### Brief
Pull out every line with the word "text".

### Exercise input
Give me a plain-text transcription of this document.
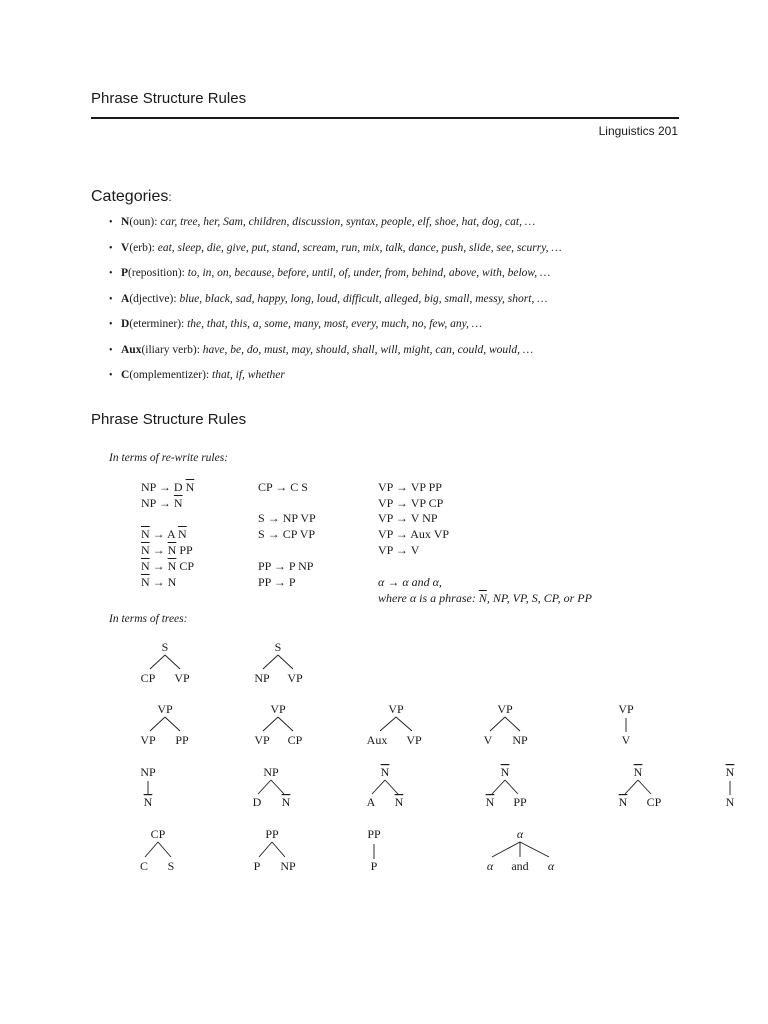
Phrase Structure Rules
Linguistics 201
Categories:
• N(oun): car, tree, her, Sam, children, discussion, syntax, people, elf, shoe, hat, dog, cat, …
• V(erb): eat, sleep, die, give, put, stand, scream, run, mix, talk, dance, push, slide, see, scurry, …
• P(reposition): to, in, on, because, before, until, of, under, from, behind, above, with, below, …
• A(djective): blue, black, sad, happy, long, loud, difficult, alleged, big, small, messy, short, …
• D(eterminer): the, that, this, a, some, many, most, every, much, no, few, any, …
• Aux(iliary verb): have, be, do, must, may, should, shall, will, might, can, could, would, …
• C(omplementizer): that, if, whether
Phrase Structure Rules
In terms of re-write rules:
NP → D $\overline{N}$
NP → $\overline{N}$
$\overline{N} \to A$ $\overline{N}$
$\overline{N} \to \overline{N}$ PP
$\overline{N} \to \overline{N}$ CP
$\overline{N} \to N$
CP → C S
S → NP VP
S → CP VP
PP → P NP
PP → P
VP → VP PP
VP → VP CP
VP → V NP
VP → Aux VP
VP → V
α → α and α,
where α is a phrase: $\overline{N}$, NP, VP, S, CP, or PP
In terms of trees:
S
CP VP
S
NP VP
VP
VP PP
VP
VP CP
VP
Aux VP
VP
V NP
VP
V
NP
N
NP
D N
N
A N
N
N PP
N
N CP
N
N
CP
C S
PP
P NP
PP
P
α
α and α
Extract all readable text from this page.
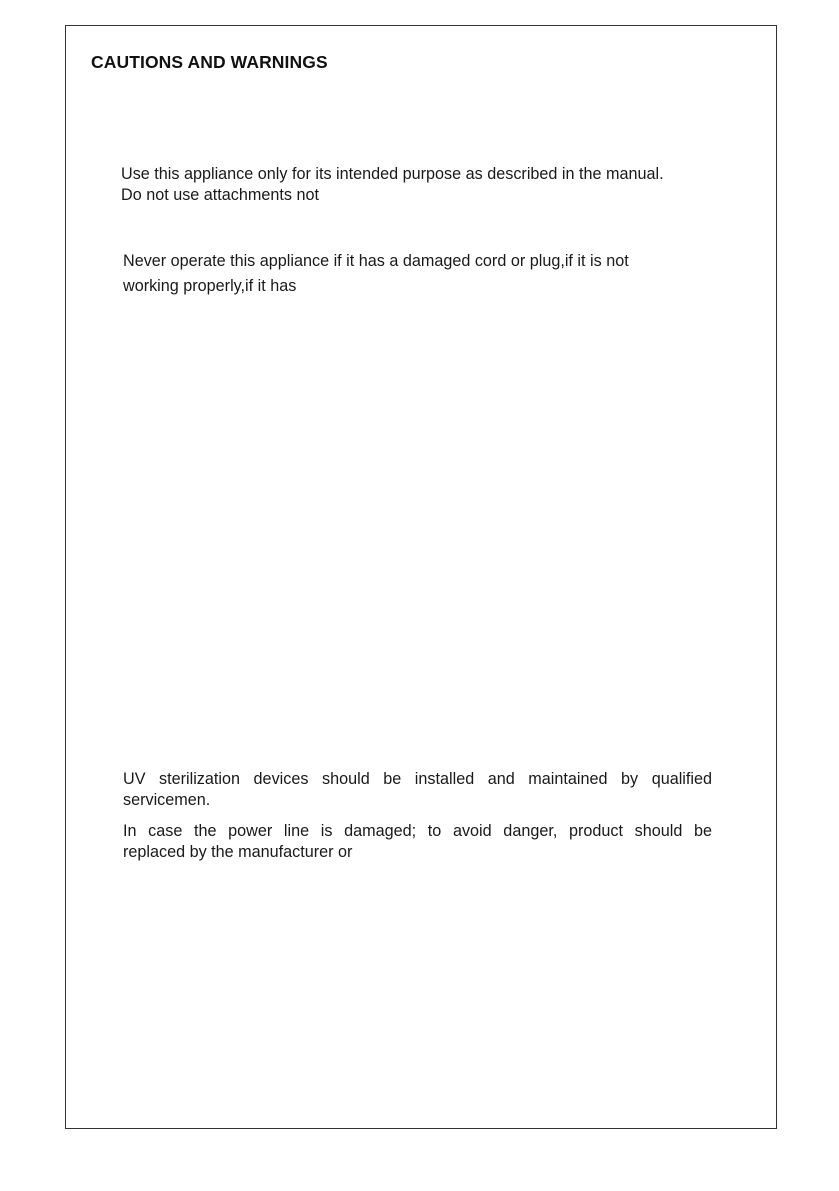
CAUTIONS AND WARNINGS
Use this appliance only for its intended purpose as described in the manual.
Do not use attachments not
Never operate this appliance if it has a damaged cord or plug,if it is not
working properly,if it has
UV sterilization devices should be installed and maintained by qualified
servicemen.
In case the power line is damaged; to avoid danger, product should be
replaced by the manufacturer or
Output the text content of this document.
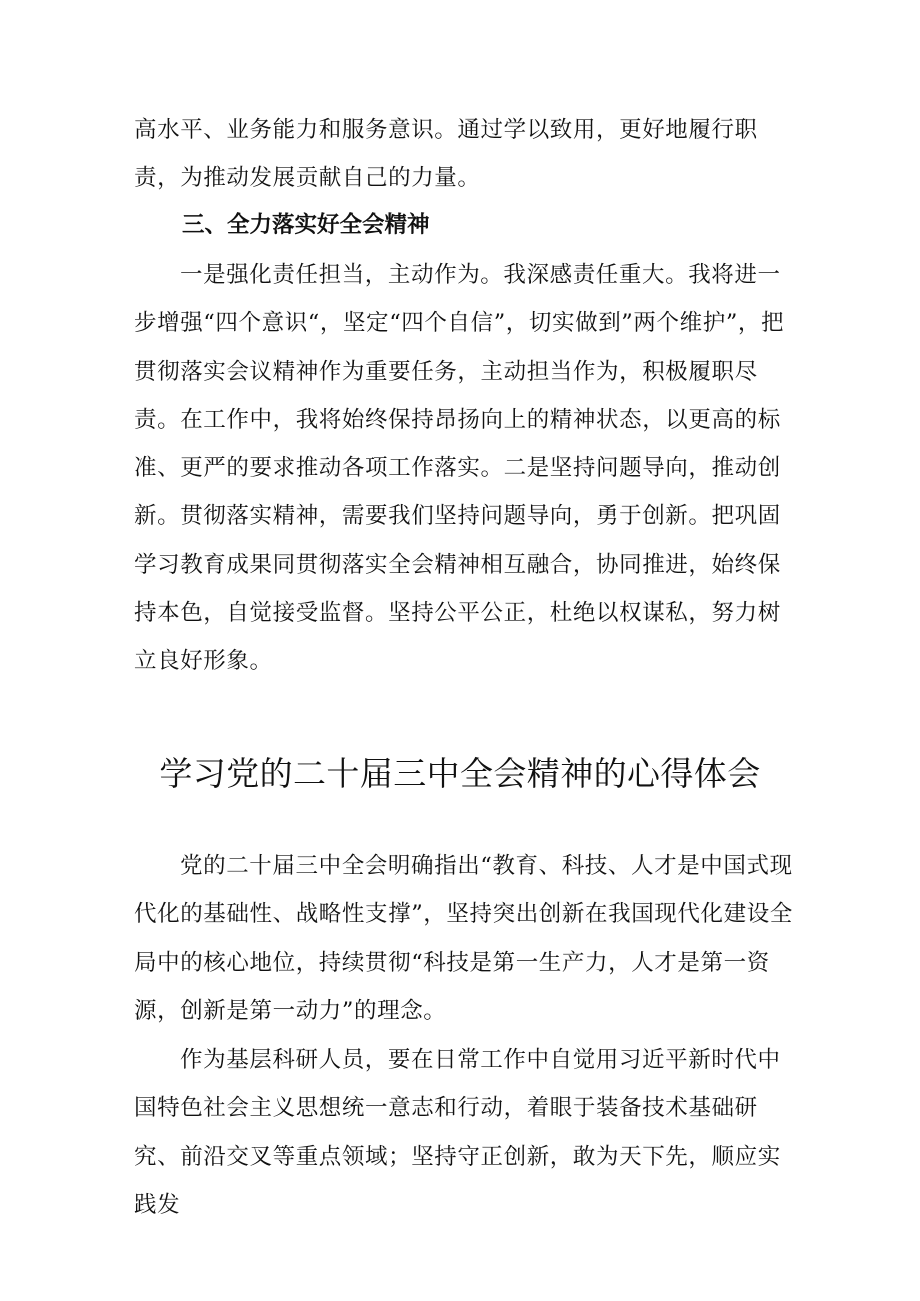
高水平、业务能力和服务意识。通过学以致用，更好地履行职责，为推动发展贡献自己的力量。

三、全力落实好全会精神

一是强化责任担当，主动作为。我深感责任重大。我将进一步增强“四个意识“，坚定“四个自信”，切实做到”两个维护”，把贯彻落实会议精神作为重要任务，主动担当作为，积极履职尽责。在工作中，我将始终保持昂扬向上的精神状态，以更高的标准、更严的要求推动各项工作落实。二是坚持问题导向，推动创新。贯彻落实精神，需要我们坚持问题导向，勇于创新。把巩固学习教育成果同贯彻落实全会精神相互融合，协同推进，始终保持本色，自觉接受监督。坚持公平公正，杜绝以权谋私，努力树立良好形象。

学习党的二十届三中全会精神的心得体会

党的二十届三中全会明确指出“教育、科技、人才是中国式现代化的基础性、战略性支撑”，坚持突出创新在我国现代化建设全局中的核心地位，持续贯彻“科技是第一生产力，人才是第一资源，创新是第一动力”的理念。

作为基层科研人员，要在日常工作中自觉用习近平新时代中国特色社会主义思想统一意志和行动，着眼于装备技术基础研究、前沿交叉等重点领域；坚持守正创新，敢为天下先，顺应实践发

### Exercise output
Give me a plain-text transcription of this document.
Extract all readable text from this page.
Output the text content of this document.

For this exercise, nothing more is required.